- _Task to complete_: Going through the material below, please gather all lines with the word "denen" in them.

--- Begin Dataset excerpts ---

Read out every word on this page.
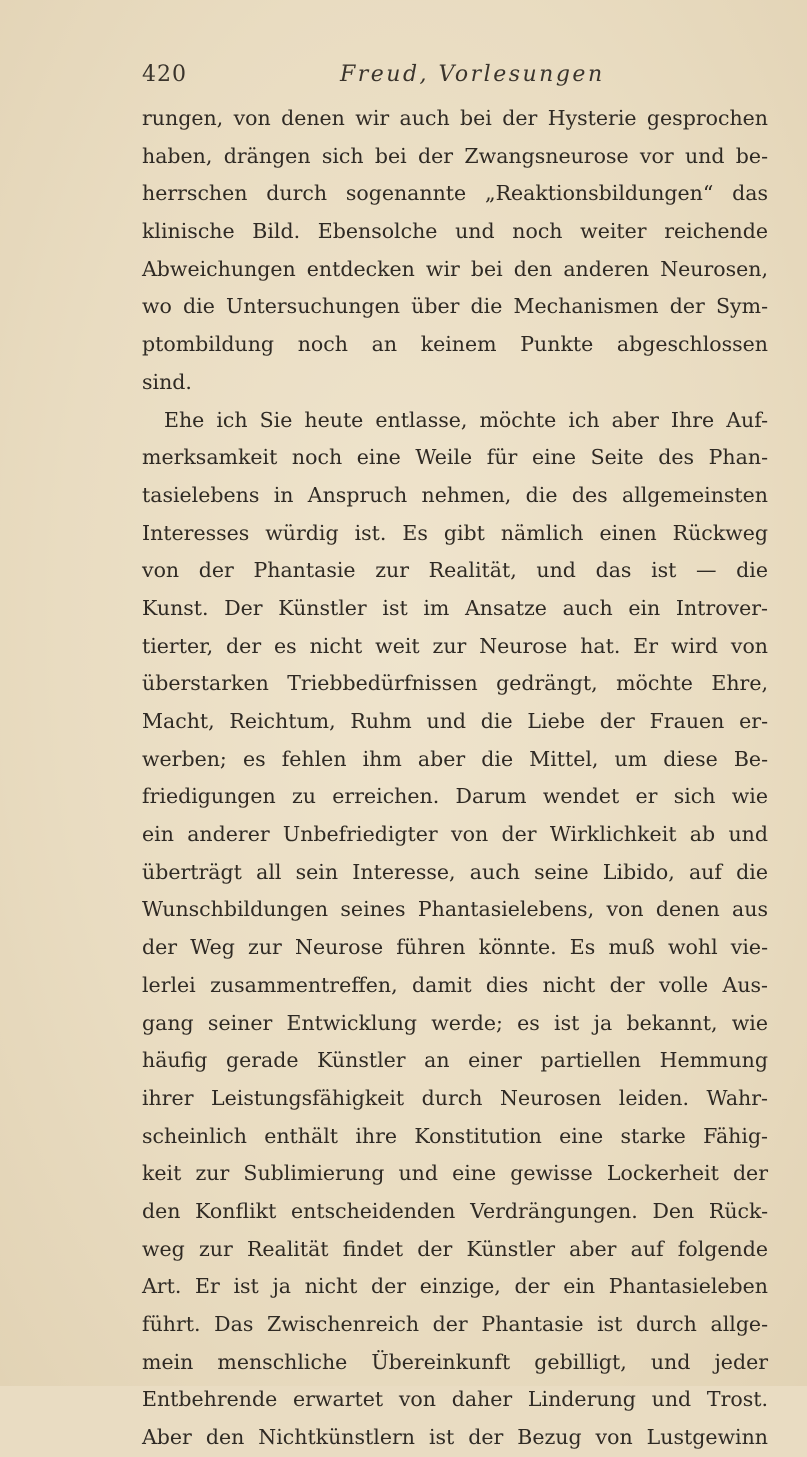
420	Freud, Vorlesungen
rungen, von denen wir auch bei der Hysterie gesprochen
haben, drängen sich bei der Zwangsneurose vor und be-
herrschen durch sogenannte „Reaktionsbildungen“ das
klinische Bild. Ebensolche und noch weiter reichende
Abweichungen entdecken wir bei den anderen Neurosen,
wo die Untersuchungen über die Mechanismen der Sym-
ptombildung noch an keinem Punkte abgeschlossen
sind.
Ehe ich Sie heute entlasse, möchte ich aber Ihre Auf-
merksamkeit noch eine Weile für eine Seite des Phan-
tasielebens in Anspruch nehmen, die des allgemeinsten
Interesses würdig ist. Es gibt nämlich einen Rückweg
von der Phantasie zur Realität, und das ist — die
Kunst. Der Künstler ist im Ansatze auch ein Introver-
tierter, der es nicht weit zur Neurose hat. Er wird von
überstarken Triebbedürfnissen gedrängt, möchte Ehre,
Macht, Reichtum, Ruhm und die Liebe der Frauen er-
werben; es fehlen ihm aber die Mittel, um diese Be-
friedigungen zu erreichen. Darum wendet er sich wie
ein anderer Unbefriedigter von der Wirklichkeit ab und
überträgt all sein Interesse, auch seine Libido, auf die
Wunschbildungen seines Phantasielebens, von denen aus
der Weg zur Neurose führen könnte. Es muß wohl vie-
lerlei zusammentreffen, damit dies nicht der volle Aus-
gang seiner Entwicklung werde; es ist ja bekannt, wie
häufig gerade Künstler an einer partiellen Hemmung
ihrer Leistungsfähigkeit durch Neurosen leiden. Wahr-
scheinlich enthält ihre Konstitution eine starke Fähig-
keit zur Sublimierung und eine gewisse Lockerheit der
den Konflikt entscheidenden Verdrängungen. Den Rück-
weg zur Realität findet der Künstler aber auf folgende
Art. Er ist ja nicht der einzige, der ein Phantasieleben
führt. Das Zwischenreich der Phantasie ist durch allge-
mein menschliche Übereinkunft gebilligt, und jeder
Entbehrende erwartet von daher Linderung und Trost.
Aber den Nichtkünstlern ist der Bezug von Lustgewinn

--- End Dataset excerpts ---

- _Task response_:
rungen, von denen wir auch bei der Hysterie gesprochen
Wunschbildungen seines Phantasielebens, von denen aus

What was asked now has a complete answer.